* Stated problem *
Copy every line of the following data that includes the string "hours".

* Dataset rows *
━━━━━━━━

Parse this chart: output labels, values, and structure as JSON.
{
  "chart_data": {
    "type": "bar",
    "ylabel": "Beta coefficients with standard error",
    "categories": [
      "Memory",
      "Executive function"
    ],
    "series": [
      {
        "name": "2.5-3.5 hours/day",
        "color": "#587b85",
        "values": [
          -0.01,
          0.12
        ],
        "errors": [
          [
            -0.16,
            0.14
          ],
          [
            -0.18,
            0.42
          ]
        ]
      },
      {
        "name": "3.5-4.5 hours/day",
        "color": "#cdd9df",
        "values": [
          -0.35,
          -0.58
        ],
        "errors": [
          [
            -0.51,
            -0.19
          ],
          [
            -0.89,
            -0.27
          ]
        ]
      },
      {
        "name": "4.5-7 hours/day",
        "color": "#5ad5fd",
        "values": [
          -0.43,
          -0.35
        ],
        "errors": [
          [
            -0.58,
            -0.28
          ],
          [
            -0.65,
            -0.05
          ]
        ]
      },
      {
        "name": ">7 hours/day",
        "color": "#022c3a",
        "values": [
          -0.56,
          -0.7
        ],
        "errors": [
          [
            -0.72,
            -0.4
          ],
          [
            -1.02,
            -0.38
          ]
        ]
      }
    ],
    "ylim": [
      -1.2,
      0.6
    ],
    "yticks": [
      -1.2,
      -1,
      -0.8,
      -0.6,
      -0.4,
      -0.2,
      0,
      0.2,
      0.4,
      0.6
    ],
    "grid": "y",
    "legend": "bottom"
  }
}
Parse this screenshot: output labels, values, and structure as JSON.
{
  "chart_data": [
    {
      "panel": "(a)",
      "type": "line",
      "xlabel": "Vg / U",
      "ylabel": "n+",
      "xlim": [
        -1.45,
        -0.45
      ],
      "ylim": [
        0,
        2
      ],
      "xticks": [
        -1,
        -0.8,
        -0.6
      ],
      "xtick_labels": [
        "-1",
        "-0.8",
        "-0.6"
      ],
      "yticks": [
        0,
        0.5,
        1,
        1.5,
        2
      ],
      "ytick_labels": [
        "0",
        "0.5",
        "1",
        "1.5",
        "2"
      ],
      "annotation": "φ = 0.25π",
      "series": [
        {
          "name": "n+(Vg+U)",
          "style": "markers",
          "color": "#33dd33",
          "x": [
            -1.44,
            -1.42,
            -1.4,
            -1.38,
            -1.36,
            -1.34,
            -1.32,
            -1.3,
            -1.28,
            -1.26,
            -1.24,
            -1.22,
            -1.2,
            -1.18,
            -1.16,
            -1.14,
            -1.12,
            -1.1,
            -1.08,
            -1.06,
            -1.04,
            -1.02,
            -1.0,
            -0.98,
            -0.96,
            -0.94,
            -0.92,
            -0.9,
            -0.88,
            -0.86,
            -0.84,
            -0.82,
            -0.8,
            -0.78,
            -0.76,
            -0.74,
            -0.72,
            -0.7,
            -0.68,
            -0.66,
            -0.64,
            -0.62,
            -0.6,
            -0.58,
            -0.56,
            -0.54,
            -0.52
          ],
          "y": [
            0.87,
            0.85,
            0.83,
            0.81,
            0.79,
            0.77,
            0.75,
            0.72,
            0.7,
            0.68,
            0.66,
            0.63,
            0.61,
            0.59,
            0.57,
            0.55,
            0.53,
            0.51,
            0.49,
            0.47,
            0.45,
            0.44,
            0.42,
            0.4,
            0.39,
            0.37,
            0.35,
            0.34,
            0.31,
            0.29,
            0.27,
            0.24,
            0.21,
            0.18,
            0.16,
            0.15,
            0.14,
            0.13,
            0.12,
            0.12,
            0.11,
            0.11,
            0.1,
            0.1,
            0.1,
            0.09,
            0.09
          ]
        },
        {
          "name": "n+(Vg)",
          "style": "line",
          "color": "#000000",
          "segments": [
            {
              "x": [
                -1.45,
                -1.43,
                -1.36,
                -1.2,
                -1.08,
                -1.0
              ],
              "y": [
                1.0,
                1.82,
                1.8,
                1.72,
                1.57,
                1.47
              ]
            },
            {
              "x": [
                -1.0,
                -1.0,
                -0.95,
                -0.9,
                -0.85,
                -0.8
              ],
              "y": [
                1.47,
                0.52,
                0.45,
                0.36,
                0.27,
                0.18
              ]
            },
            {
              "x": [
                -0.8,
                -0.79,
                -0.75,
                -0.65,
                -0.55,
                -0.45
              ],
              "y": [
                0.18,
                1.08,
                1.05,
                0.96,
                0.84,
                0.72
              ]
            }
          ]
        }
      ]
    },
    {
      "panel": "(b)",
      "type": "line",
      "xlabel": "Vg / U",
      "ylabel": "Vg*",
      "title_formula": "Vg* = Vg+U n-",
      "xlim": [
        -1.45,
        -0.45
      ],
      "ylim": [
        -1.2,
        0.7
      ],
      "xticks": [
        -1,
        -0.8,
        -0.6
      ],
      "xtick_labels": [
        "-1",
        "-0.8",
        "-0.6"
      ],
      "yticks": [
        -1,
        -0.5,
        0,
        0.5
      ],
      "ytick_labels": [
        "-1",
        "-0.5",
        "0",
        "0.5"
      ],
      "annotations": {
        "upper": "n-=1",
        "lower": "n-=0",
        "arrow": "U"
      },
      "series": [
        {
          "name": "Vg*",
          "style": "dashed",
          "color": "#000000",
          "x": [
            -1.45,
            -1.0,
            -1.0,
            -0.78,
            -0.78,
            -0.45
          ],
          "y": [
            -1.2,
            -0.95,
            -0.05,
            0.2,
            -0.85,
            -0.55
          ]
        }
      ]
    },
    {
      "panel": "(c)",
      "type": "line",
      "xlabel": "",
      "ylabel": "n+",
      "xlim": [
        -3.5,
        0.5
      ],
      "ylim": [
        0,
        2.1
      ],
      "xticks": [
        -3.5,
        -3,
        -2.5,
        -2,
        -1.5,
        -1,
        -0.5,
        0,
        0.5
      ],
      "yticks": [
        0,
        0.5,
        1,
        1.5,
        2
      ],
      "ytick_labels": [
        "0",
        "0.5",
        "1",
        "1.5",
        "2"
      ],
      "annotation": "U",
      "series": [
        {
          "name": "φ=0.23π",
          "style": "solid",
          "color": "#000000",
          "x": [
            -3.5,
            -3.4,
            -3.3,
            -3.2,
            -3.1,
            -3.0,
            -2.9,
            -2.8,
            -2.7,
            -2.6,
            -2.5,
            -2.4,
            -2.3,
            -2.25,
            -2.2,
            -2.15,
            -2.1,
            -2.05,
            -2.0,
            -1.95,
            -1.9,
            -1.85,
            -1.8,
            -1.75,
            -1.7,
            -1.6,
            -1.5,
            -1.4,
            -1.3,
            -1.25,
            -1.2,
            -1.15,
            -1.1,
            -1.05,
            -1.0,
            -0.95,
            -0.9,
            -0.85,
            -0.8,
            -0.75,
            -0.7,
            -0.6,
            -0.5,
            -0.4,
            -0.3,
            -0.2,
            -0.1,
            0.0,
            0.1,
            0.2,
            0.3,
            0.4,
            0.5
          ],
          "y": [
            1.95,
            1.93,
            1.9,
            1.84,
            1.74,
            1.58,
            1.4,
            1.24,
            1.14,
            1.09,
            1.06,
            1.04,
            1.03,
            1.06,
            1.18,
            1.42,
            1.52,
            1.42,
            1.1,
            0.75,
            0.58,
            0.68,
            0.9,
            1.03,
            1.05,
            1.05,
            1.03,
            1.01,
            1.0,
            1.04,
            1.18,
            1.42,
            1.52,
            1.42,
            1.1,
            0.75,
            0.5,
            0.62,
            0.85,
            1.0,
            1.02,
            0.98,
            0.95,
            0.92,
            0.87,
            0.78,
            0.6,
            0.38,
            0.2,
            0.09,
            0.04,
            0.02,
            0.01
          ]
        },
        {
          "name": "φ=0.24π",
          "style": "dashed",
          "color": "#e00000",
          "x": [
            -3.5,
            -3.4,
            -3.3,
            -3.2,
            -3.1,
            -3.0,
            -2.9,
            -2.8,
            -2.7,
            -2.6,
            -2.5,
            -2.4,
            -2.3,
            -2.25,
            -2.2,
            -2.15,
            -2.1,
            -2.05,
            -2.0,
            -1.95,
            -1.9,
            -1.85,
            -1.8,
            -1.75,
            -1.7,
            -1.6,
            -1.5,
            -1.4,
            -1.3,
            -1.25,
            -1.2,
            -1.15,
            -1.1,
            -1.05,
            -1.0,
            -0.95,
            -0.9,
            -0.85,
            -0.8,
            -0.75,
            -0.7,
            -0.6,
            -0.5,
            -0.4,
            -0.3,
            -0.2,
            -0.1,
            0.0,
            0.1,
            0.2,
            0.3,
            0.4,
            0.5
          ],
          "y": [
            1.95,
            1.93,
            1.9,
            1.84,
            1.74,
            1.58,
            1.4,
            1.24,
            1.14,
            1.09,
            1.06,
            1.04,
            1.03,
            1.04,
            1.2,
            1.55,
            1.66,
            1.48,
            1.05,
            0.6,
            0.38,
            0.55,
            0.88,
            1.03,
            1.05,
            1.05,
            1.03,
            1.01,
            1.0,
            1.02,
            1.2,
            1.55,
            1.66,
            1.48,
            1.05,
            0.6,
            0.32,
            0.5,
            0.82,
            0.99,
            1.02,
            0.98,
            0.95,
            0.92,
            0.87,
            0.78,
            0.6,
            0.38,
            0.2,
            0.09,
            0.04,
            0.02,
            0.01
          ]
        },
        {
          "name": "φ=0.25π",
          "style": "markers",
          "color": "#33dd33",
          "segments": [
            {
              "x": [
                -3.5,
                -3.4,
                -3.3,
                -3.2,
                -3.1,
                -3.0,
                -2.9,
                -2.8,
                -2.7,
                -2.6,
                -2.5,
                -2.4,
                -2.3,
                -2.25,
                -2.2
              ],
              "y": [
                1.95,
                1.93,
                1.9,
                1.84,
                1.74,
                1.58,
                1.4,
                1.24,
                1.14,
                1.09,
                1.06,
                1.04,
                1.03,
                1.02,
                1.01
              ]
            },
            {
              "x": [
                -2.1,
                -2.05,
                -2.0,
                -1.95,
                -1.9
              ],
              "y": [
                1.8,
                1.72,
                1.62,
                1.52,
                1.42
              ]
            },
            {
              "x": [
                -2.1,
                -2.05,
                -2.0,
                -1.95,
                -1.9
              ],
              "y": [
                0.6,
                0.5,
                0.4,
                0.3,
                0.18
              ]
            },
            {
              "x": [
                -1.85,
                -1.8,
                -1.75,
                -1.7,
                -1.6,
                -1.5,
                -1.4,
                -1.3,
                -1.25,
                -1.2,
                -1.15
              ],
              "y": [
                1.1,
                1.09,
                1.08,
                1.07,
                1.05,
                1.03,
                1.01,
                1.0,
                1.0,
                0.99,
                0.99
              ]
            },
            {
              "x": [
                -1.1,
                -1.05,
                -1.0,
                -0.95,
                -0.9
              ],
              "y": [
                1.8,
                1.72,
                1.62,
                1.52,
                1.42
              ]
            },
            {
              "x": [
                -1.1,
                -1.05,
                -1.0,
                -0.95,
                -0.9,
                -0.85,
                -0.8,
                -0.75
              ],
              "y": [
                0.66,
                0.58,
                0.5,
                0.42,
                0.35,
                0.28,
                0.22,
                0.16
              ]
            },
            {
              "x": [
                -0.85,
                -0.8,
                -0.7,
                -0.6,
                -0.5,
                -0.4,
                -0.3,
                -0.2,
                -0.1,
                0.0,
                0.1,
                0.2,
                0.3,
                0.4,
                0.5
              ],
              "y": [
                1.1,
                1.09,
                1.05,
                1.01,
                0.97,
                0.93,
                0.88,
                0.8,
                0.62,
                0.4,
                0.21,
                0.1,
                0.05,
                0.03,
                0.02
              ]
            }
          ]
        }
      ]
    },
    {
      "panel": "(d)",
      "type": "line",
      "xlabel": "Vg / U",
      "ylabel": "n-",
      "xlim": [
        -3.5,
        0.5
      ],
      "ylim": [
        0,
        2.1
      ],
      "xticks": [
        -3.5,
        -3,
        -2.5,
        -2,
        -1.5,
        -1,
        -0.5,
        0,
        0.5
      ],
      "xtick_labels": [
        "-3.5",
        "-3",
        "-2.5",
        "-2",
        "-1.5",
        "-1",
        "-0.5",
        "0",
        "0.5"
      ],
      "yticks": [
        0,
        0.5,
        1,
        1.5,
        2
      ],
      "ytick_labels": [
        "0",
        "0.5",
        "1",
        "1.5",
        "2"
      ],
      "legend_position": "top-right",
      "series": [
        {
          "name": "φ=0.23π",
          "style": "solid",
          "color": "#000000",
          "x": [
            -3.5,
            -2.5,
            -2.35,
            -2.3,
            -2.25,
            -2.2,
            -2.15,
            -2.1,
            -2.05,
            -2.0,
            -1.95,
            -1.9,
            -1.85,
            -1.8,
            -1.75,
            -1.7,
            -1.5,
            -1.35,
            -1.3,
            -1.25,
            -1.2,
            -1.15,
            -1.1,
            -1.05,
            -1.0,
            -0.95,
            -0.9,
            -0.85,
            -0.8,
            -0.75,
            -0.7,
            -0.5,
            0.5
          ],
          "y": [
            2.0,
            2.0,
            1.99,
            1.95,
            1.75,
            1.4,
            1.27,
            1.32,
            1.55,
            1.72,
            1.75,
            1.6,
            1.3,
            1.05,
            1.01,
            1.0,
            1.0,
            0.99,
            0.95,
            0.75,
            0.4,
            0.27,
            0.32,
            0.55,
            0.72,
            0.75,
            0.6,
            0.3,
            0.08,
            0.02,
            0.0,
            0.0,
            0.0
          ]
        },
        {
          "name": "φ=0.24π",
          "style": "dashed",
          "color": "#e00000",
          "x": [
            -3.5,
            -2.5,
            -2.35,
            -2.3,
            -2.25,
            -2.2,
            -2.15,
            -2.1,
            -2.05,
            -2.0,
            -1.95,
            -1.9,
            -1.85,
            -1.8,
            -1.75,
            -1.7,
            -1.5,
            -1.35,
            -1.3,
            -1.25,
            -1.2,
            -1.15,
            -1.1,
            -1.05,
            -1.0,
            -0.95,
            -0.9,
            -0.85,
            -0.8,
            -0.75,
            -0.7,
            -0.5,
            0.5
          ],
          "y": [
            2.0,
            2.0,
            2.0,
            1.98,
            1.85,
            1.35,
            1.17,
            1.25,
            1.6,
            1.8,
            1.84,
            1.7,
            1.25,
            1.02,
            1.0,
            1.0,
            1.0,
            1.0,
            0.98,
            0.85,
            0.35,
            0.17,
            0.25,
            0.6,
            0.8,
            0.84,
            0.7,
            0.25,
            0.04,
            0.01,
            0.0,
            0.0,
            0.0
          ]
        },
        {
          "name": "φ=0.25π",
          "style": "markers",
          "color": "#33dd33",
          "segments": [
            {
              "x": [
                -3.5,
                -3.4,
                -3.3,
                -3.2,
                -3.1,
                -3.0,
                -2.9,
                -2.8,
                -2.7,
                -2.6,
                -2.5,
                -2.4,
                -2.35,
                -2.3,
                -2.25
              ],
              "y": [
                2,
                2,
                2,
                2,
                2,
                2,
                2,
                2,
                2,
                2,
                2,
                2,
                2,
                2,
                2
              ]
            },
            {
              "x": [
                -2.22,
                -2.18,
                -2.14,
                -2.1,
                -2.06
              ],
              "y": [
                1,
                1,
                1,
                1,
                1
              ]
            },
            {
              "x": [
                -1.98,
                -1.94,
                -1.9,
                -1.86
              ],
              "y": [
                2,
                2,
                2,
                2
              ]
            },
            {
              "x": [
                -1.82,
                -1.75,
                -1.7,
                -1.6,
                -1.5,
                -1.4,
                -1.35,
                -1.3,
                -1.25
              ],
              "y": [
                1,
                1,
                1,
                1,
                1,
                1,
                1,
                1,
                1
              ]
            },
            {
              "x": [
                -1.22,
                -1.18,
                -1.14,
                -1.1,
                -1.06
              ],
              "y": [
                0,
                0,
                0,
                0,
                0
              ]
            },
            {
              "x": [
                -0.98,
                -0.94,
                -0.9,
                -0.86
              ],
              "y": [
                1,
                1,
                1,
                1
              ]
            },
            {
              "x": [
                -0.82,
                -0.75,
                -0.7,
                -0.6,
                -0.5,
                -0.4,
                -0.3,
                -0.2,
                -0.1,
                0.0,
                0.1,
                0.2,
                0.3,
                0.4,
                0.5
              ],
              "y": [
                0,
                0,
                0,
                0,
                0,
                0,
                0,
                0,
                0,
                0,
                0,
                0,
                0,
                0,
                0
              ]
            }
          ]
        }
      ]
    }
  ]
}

━━━━━━━━

* Response *
        "name": "2.5-3.5 hours/day",
        "name": "3.5-4.5 hours/day",
        "name": "4.5-7 hours/day",
        "name": ">7 hours/day",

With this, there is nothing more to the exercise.